** SOURCE DOCUMENT **
Pump Apparatus For Reducing The Size Of Suspended Solids Before Pumping

Abstract

The present invention relates to a pump apparatus for reducing the size of suspended solids in a fluid prior to pumping the fluid through a pump, comprising: a processing chamber having an inner side wall, the inner side wall comprising one or more formations adapted to reduce the size of suspended solids in the fluid; an inlet to the processing chamber having a diameter D.sub.1 for receiving the fluid; an outlet from the processing chamber having a diameter D.sub.2 for conveying the fluid to the pump; and a central axis extending from a center of the inlet and a center of the outlet, wherein the one or more formations extend in a general direction from the inlet to the outlet, and wherein the processing chamber is frustoconical in shape and D.sub.1>D.sub.2.

Claims

1. A pump apparatus for reducing the size of suspended solids in a fluid prior to pumping the fluid through a pump, comprising: a processing chamber having an inner side wall, the inner side wall comprising one or more formations spaced circumferentially about the inner side wall and adapted to reduce the size of suspended solids in the fluid; an inlet to the processing chamber having a diameter D.sub.1 for receiving the fluid; an outlet from the processing chamber having a diameter D.sub.2 for conveying the fluid to the pump; and a central axis extending from a center of the inlet and a center of the outlet, wherein the one or more formations extend in a general direction from the inlet to the outlet, and wherein the processing chamber is substantially frustoconical in shape and D.sub.1>D.sub.2.

2. (canceled)

3. The pump apparatus of claim 1, wherein the processing chamber includes an intermediate section having a diameter D.sub.3, wherein D.sub.2>D.sub.3.

4-8. (canceled)

9. The pump apparatus of claim 1, wherein the grooves are curved corresponding to an impeller rotation direction of the pump.

** DATASET ROWS **
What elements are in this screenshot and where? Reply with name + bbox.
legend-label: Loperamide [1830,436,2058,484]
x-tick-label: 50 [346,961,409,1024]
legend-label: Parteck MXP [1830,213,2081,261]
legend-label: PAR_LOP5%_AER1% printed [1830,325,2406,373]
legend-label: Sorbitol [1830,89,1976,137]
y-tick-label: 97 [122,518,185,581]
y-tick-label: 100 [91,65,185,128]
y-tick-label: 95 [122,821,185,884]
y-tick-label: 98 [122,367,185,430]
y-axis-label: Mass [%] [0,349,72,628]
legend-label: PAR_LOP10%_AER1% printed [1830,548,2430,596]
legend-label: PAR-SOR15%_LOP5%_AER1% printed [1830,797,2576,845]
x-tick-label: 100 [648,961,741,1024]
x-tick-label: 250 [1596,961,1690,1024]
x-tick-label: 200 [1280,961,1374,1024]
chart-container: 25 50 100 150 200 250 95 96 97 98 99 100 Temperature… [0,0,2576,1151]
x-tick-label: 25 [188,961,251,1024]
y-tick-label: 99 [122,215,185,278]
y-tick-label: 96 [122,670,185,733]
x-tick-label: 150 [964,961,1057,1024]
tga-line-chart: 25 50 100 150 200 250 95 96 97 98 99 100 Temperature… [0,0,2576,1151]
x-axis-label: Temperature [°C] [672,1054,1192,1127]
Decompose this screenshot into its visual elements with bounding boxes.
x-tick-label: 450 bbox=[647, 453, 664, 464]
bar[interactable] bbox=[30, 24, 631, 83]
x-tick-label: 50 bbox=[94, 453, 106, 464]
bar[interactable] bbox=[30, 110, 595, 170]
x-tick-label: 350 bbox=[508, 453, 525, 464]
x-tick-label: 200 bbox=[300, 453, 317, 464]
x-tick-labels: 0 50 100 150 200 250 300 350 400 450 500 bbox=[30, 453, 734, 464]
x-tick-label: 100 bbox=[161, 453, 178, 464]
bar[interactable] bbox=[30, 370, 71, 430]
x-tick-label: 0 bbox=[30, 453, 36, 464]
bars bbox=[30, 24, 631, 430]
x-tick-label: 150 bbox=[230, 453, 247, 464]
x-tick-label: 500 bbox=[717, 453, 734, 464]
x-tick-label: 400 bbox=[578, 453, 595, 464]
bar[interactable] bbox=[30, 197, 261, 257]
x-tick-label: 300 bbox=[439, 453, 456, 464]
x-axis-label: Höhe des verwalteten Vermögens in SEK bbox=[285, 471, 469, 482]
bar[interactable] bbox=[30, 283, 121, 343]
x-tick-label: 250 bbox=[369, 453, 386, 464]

** EXERCISE BRIEF **
Name each diameter label defined in the pump apparatus patent text and the part of the apparatus it belongs to.

** ANSWER FOR THE TASK **
- D.sub.1: the inlet to the processing chamber
- D.sub.2: the outlet from the processing chamber
- D.sub.3: the intermediate section of the processing chamber